— Start Supplied records —

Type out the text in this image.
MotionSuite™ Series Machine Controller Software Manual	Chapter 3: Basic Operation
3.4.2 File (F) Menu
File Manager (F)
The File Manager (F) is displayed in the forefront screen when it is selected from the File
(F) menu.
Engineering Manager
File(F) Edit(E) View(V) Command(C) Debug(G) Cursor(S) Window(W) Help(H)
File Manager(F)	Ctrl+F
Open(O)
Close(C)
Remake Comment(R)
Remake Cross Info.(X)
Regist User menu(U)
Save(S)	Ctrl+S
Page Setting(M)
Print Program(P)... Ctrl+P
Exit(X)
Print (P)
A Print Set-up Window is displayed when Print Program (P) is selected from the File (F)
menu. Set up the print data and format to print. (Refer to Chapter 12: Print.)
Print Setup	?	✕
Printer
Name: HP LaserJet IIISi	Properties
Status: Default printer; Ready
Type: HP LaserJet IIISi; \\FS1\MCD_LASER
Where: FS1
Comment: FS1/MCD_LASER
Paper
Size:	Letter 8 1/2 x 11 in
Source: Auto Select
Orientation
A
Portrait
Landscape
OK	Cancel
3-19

— End Supplied records —

[Stated problem]
Collect the lines of the data that carry the word "Manager".

[Output for this exercise]
File Manager (F)
The File Manager (F) is displayed in the forefront screen when it is selected from the File
Engineering Manager
File Manager(F)	Ctrl+F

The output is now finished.